• [What is expected]
Copy each line that has the string "devices" somewhere in it.

• [Saved entries]
::::::::
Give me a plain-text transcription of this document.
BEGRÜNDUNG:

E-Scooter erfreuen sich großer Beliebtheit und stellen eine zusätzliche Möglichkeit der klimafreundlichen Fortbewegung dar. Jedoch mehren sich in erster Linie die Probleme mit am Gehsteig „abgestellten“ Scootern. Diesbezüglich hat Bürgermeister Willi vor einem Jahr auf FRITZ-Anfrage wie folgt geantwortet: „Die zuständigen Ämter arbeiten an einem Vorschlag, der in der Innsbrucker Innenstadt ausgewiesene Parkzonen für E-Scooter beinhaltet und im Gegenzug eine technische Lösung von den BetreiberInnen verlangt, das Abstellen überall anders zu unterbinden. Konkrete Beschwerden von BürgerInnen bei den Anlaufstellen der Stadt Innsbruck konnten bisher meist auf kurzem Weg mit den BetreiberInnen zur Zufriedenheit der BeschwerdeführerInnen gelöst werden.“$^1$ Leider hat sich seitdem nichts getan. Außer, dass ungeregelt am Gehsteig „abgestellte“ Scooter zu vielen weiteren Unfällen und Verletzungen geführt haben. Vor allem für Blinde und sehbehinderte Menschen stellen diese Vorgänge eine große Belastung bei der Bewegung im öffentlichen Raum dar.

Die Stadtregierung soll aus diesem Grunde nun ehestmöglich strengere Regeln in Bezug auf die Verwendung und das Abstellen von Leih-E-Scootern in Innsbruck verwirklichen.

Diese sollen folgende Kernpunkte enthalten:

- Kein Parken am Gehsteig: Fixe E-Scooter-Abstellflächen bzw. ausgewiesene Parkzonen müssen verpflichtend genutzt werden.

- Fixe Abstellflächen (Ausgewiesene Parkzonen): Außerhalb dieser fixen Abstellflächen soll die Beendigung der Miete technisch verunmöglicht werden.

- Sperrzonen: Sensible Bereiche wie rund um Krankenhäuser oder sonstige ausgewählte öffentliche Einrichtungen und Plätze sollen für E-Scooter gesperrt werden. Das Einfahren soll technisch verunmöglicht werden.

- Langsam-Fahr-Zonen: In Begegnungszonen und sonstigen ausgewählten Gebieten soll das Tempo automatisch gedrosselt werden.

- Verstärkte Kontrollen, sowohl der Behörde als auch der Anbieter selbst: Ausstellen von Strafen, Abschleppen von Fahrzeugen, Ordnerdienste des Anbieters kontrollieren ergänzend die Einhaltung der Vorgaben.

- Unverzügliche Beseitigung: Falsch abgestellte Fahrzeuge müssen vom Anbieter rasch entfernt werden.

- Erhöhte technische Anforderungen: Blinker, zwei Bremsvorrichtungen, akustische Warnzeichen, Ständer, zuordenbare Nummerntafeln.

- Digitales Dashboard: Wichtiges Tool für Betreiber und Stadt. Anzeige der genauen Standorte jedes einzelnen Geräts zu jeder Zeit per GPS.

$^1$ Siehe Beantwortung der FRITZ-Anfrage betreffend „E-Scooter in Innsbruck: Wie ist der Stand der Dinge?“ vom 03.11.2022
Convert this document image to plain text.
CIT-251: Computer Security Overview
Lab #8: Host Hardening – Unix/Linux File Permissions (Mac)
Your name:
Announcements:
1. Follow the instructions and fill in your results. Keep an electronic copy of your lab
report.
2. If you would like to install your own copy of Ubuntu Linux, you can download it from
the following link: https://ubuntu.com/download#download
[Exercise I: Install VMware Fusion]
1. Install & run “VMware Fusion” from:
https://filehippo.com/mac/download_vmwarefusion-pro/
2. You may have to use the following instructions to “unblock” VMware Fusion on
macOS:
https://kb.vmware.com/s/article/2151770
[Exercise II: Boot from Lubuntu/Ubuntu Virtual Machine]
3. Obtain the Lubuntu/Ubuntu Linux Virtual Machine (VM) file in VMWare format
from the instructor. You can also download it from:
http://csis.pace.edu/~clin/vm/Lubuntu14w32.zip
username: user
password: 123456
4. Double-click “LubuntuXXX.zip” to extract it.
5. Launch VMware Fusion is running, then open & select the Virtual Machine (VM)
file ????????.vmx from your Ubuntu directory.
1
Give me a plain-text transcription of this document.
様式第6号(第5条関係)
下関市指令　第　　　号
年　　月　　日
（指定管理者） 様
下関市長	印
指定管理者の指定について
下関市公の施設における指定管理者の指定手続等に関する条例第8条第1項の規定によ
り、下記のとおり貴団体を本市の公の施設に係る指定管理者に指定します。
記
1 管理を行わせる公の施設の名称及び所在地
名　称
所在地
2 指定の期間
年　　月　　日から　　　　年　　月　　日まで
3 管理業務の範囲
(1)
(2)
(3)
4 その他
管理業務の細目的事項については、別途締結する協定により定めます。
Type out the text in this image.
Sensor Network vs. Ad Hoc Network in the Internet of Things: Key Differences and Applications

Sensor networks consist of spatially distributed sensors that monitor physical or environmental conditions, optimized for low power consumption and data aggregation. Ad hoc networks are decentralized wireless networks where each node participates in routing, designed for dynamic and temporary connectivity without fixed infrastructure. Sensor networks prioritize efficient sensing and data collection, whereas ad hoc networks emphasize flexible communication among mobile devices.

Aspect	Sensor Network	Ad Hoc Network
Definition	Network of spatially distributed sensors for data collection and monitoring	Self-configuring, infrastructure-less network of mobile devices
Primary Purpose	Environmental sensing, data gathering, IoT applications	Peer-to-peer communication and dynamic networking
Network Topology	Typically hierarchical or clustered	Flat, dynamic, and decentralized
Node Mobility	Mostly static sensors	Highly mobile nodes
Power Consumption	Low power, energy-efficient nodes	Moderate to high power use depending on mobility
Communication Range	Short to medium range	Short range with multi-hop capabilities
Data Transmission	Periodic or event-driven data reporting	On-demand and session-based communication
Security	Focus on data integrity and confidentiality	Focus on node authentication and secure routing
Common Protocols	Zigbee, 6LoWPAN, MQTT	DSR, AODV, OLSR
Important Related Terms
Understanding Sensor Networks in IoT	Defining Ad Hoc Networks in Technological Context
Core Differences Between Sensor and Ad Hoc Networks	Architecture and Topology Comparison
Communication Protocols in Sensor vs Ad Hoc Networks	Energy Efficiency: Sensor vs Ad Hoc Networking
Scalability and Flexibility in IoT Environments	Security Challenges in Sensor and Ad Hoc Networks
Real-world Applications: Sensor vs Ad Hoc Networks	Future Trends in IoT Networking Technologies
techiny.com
::::::::
• [Solution]
Sensor networks consist of spatially distributed sensors that monitor physical or environmental conditions, optimized for low power consumption and data aggregation. Ad hoc networks are decentralized wireless networks where each node participates in routing, designed for dynamic and temporary connectivity without fixed infrastructure. Sensor networks prioritize efficient sensing and data collection, whereas ad hoc networks emphasize flexible communication among mobile devices.
Definition	Network of spatially distributed sensors for data collection and monitoring	Self-configuring, infrastructure-less network of mobile devices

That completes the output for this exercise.